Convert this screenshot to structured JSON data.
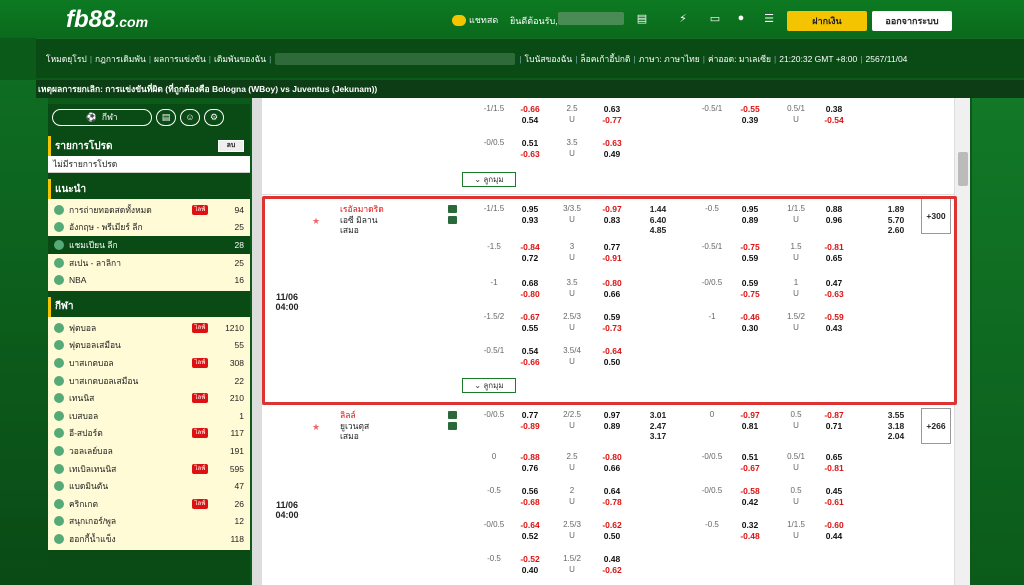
{
  "brand": {
    "name": "fb88",
    "suffix": ".com"
  },
  "header": {
    "chat_label": "แชทสด",
    "welcome": "ยินดีต้อนรับ,",
    "deposit_button": "ฝากเงิน",
    "logout_button": "ออกจากระบบ"
  },
  "nav": {
    "items": [
      "โหมดยุโรป",
      "กฎการเดิมพัน",
      "ผลการแข่งขัน",
      "เดิมพันของฉัน"
    ],
    "right_items": [
      "โบนัสของฉัน",
      "ล็อคเก้าอี้ปกติ",
      "ภาษา: ภาษาไทย",
      "ค่าออด: มาเลเซีย",
      "21:20:32 GMT +8:00",
      "2567/11/04"
    ]
  },
  "ticker": "เหตุผลการยกเลิก: การแข่งขันที่ผิด (ที่ถูกต้องคือ Bologna (WBoy) vs Juventus (Jekunam))",
  "sidebar": {
    "main_button": "กีฬา",
    "sections": [
      {
        "title": "รายการโปรด",
        "toggle": "ลบ",
        "items": [
          {
            "label": "ไม่มีรายการโปรด"
          }
        ]
      },
      {
        "title": "แนะนำ",
        "items": [
          {
            "label": "การถ่ายทอดสดทั้งหมด",
            "count": "94",
            "live": true
          },
          {
            "label": "อังกฤษ - พรีเมียร์ ลีก",
            "count": "25"
          },
          {
            "label": "แชมเปียน ลีก",
            "count": "28",
            "active": true
          },
          {
            "label": "สเปน - ลาลิกา",
            "count": "25"
          },
          {
            "label": "NBA",
            "count": "16"
          }
        ]
      },
      {
        "title": "กีฬา",
        "items": [
          {
            "label": "ฟุตบอล",
            "count": "1210",
            "live": true
          },
          {
            "label": "ฟุตบอลเสมือน",
            "count": "55"
          },
          {
            "label": "บาสเกตบอล",
            "count": "308",
            "live": true
          },
          {
            "label": "บาสเกตบอลเสมือน",
            "count": "22"
          },
          {
            "label": "เทนนิส",
            "count": "210",
            "live": true
          },
          {
            "label": "เบสบอล",
            "count": "1"
          },
          {
            "label": "อี-สปอร์ต",
            "count": "117",
            "live": true
          },
          {
            "label": "วอลเลย์บอล",
            "count": "191"
          },
          {
            "label": "เทเบิลเทนนิส",
            "count": "595",
            "live": true
          },
          {
            "label": "แบดมินตัน",
            "count": "47"
          },
          {
            "label": "คริกเกต",
            "count": "26",
            "live": true
          },
          {
            "label": "สนุกเกอร์/พูล",
            "count": "12"
          },
          {
            "label": "ฮอกกี้น้ำแข็ง",
            "count": "118"
          }
        ]
      }
    ],
    "live_badge": "ไลฟ์"
  },
  "more_label": "ลูกมุม",
  "matches": [
    {
      "date": "11/06",
      "time": "04:00",
      "home": "เรอัลมาดริด",
      "away": "เอซี มิลาน",
      "draw": "เสมอ",
      "plus": "+300"
    },
    {
      "date": "11/06",
      "time": "04:00",
      "home": "ลิลล์",
      "away": "ยูเวนตุส",
      "draw": "เสมอ",
      "plus": "+266"
    }
  ],
  "colors": {
    "brand_green": "#0a4a15",
    "accent_yellow": "#f5c400",
    "negative_red": "#d11111",
    "highlight_red": "#dd3333"
  }
}
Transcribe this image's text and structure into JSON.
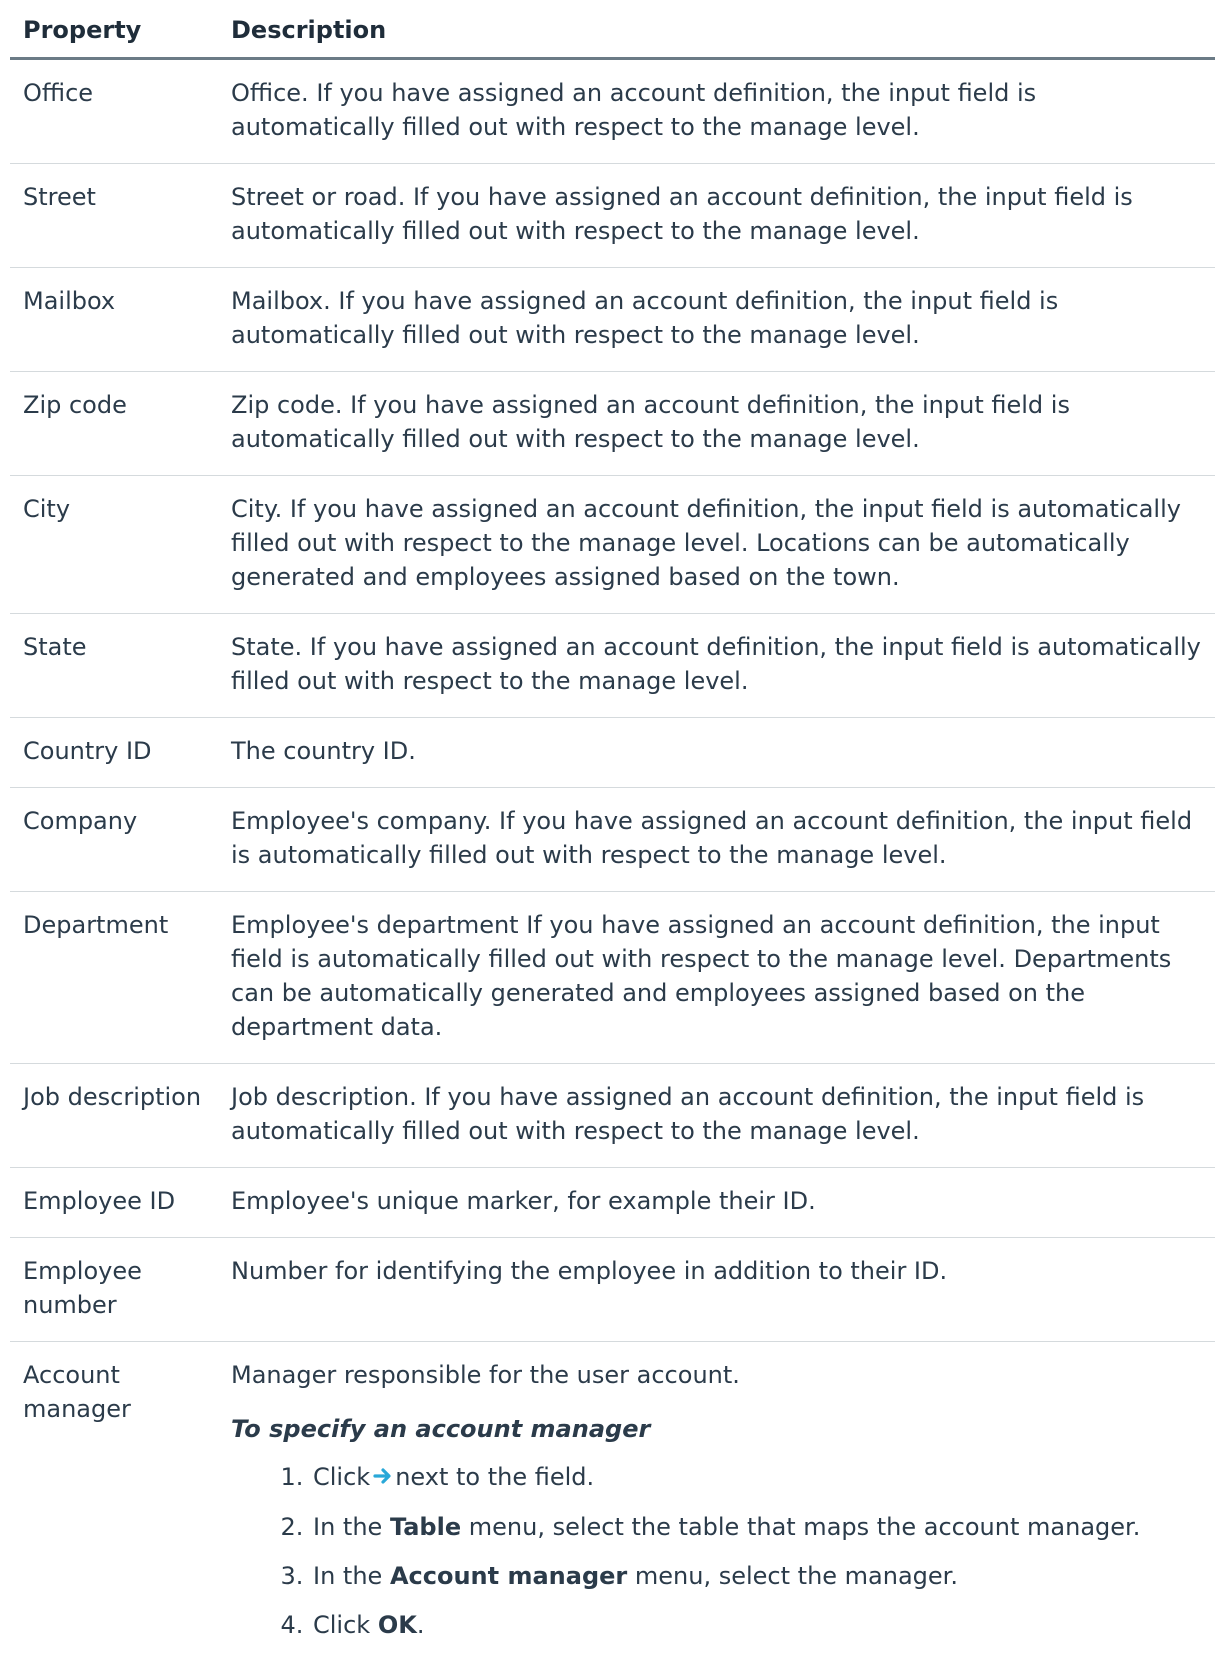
--------
**Problem details:** Retype the whole listing exactly and leave the pictures out.

**Final result:**
Convert this screenshot to structured JSON data.
{
  "brand": {
    "name": "fb88",
    "suffix": ".com"
  },
  "header": {
    "chat_label": "แชทสด",
    "welcome": "ยินดีต้อนรับ,",
    "deposit_button": "ฝากเงิน",
    "logout_button": "ออกจากระบบ"
  },
  "nav": {
    "items": [
      "โหมดยุโรป",
      "กฎการเดิมพัน",
      "ผลการแข่งขัน",
      "เดิมพันของฉัน"
    ],
    "right_items": [
      "โบนัสของฉัน",
      "ล็อคเก้าอี้ปกติ",
      "ภาษา: ภาษาไทย",
      "ค่าออด: มาเลเซีย",
      "21:20:32 GMT +8:00",
      "2567/11/04"
    ]
  },
  "ticker": "เหตุผลการยกเลิก: การแข่งขันที่ผิด (ที่ถูกต้องคือ Bologna (WBoy) vs Juventus (Jekunam))",
  "sidebar": {
    "main_button": "กีฬา",
    "sections": [
      {
        "title": "รายการโปรด",
        "toggle": "ลบ",
        "items": [
          {
            "label": "ไม่มีรายการโปรด"
          }
        ]
      },
      {
        "title": "แนะนำ",
        "items": [
          {
            "label": "การถ่ายทอดสดทั้งหมด",
            "count": "94",
            "live": true
          },
          {
            "label": "อังกฤษ - พรีเมียร์ ลีก",
            "count": "25"
          },
          {
            "label": "แชมเปียน ลีก",
            "count": "28",
            "active": true
          },
          {
            "label": "สเปน - ลาลิกา",
            "count": "25"
          },
          {
            "label": "NBA",
            "count": "16"
          }
        ]
      },
      {
        "title": "กีฬา",
        "items": [
          {
            "label": "ฟุตบอล",
            "count": "1210",
            "live": true
          },
          {
            "label": "ฟุตบอลเสมือน",
            "count": "55"
          },
          {
            "label": "บาสเกตบอล",
            "count": "308",
            "live": true
          },
          {
            "label": "บาสเกตบอลเสมือน",
            "count": "22"
          },
          {
            "label": "เทนนิส",
            "count": "210",
            "live": true
          },
          {
            "label": "เบสบอล",
            "count": "1"
          },
          {
            "label": "อี-สปอร์ต",
            "count": "117",
            "live": true
          },
          {
            "label": "วอลเลย์บอล",
            "count": "191"
          },
          {
            "label": "เทเบิลเทนนิส",
            "count": "595",
            "live": true
          },
          {
            "label": "แบดมินตัน",
            "count": "47"
          },
          {
            "label": "คริกเกต",
            "count": "26",
            "live": true
          },
          {
            "label": "สนุกเกอร์/พูล",
            "count": "12"
          },
          {
            "label": "ฮอกกี้น้ำแข็ง",
            "count": "118"
          }
        ]
      }
    ],
    "live_badge": "ไลฟ์"
  },
  "more_label": "ลูกมุม",
  "matches": [
    {
      "date": "11/06",
      "time": "04:00",
      "home": "เรอัลมาดริด",
      "away": "เอซี มิลาน",
      "draw": "เสมอ",
      "plus": "+300"
    },
    {
      "date": "11/06",
      "time": "04:00",
      "home": "ลิลล์",
      "away": "ยูเวนตุส",
      "draw": "เสมอ",
      "plus": "+266"
    }
  ],
  "colors": {
    "brand_green": "#0a4a15",
    "accent_yellow": "#f5c400",
    "negative_red": "#d11111",
    "highlight_red": "#dd3333"
  }
}
Transcribe this image's text and structure into JSON.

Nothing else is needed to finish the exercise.